GIVEN PROBLEM.
Reproduce all entries precisely, down to the last character.

RECORDS SUPPLIED.
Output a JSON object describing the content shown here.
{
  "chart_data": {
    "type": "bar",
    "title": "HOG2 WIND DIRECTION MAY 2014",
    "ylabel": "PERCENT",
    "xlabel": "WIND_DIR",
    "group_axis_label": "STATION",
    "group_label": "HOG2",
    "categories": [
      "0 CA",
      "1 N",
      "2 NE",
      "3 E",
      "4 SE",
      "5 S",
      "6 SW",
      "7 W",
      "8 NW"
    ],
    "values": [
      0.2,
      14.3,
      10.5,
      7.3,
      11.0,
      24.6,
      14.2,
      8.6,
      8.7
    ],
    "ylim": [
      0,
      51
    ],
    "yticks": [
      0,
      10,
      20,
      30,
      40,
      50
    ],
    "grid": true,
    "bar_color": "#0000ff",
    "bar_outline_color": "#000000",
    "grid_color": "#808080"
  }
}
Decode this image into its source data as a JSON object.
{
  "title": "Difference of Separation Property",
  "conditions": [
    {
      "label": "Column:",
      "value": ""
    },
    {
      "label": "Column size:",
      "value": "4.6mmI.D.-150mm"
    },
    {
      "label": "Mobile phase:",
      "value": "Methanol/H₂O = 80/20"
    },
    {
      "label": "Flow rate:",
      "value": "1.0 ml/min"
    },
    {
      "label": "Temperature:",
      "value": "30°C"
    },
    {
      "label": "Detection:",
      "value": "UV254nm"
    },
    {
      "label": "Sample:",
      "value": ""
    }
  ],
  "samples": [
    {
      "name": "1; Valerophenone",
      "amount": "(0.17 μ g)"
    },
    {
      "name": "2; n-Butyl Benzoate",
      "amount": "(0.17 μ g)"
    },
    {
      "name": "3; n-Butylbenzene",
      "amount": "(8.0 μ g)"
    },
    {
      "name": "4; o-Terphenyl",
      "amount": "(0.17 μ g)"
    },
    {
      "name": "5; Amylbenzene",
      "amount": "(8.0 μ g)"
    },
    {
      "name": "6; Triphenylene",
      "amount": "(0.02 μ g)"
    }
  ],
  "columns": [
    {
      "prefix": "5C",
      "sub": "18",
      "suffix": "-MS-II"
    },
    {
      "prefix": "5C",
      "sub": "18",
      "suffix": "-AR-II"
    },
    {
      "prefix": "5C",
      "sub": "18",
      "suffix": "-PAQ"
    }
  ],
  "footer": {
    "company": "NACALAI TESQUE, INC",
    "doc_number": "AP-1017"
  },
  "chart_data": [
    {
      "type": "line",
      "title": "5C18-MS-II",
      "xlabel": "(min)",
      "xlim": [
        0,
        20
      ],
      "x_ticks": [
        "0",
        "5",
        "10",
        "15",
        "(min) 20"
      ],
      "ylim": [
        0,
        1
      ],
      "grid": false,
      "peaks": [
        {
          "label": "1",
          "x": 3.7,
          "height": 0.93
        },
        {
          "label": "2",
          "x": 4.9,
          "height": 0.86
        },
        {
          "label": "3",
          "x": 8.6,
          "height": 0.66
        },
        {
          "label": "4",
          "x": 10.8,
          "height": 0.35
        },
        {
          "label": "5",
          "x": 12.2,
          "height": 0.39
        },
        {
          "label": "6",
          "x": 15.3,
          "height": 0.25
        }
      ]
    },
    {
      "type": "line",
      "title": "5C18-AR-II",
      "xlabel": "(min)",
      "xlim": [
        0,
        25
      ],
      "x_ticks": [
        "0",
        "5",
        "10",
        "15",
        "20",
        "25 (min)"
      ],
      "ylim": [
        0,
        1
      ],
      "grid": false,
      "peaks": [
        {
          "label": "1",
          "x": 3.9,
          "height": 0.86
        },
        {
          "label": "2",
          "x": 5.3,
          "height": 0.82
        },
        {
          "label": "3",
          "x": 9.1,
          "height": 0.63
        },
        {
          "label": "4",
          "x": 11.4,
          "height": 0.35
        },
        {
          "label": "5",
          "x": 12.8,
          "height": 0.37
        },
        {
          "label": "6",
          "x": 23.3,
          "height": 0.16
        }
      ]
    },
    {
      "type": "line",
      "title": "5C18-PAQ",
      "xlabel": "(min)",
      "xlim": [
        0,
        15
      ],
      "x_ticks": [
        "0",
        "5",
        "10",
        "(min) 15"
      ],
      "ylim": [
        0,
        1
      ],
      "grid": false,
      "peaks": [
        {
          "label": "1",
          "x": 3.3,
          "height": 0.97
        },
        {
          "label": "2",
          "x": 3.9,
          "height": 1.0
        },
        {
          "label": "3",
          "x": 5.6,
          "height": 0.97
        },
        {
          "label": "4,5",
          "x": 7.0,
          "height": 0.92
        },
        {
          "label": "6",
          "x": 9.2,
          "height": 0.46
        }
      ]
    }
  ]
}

THE RESULT.
Output a JSON object describing the content shown here.
{
  "chart_data": {
    "type": "bar",
    "title": "HOG2 WIND DIRECTION MAY 2014",
    "ylabel": "PERCENT",
    "xlabel": "WIND_DIR",
    "group_axis_label": "STATION",
    "group_label": "HOG2",
    "categories": [
      "0 CA",
      "1 N",
      "2 NE",
      "3 E",
      "4 SE",
      "5 S",
      "6 SW",
      "7 W",
      "8 NW"
    ],
    "values": [
      0.2,
      14.3,
      10.5,
      7.3,
      11.0,
      24.6,
      14.2,
      8.6,
      8.7
    ],
    "ylim": [
      0,
      51
    ],
    "yticks": [
      0,
      10,
      20,
      30,
      40,
      50
    ],
    "grid": true,
    "bar_color": "#0000ff",
    "bar_outline_color": "#000000",
    "grid_color": "#808080"
  }
}
Decode this image into its source data as a JSON object.
{
  "title": "Difference of Separation Property",
  "conditions": [
    {
      "label": "Column:",
      "value": ""
    },
    {
      "label": "Column size:",
      "value": "4.6mmI.D.-150mm"
    },
    {
      "label": "Mobile phase:",
      "value": "Methanol/H₂O = 80/20"
    },
    {
      "label": "Flow rate:",
      "value": "1.0 ml/min"
    },
    {
      "label": "Temperature:",
      "value": "30°C"
    },
    {
      "label": "Detection:",
      "value": "UV254nm"
    },
    {
      "label": "Sample:",
      "value": ""
    }
  ],
  "samples": [
    {
      "name": "1; Valerophenone",
      "amount": "(0.17 μ g)"
    },
    {
      "name": "2; n-Butyl Benzoate",
      "amount": "(0.17 μ g)"
    },
    {
      "name": "3; n-Butylbenzene",
      "amount": "(8.0 μ g)"
    },
    {
      "name": "4; o-Terphenyl",
      "amount": "(0.17 μ g)"
    },
    {
      "name": "5; Amylbenzene",
      "amount": "(8.0 μ g)"
    },
    {
      "name": "6; Triphenylene",
      "amount": "(0.02 μ g)"
    }
  ],
  "columns": [
    {
      "prefix": "5C",
      "sub": "18",
      "suffix": "-MS-II"
    },
    {
      "prefix": "5C",
      "sub": "18",
      "suffix": "-AR-II"
    },
    {
      "prefix": "5C",
      "sub": "18",
      "suffix": "-PAQ"
    }
  ],
  "footer": {
    "company": "NACALAI TESQUE, INC",
    "doc_number": "AP-1017"
  },
  "chart_data": [
    {
      "type": "line",
      "title": "5C18-MS-II",
      "xlabel": "(min)",
      "xlim": [
        0,
        20
      ],
      "x_ticks": [
        "0",
        "5",
        "10",
        "15",
        "(min) 20"
      ],
      "ylim": [
        0,
        1
      ],
      "grid": false,
      "peaks": [
        {
          "label": "1",
          "x": 3.7,
          "height": 0.93
        },
        {
          "label": "2",
          "x": 4.9,
          "height": 0.86
        },
        {
          "label": "3",
          "x": 8.6,
          "height": 0.66
        },
        {
          "label": "4",
          "x": 10.8,
          "height": 0.35
        },
        {
          "label": "5",
          "x": 12.2,
          "height": 0.39
        },
        {
          "label": "6",
          "x": 15.3,
          "height": 0.25
        }
      ]
    },
    {
      "type": "line",
      "title": "5C18-AR-II",
      "xlabel": "(min)",
      "xlim": [
        0,
        25
      ],
      "x_ticks": [
        "0",
        "5",
        "10",
        "15",
        "20",
        "25 (min)"
      ],
      "ylim": [
        0,
        1
      ],
      "grid": false,
      "peaks": [
        {
          "label": "1",
          "x": 3.9,
          "height": 0.86
        },
        {
          "label": "2",
          "x": 5.3,
          "height": 0.82
        },
        {
          "label": "3",
          "x": 9.1,
          "height": 0.63
        },
        {
          "label": "4",
          "x": 11.4,
          "height": 0.35
        },
        {
          "label": "5",
          "x": 12.8,
          "height": 0.37
        },
        {
          "label": "6",
          "x": 23.3,
          "height": 0.16
        }
      ]
    },
    {
      "type": "line",
      "title": "5C18-PAQ",
      "xlabel": "(min)",
      "xlim": [
        0,
        15
      ],
      "x_ticks": [
        "0",
        "5",
        "10",
        "(min) 15"
      ],
      "ylim": [
        0,
        1
      ],
      "grid": false,
      "peaks": [
        {
          "label": "1",
          "x": 3.3,
          "height": 0.97
        },
        {
          "label": "2",
          "x": 3.9,
          "height": 1.0
        },
        {
          "label": "3",
          "x": 5.6,
          "height": 0.97
        },
        {
          "label": "4,5",
          "x": 7.0,
          "height": 0.92
        },
        {
          "label": "6",
          "x": 9.2,
          "height": 0.46
        }
      ]
    }
  ]
}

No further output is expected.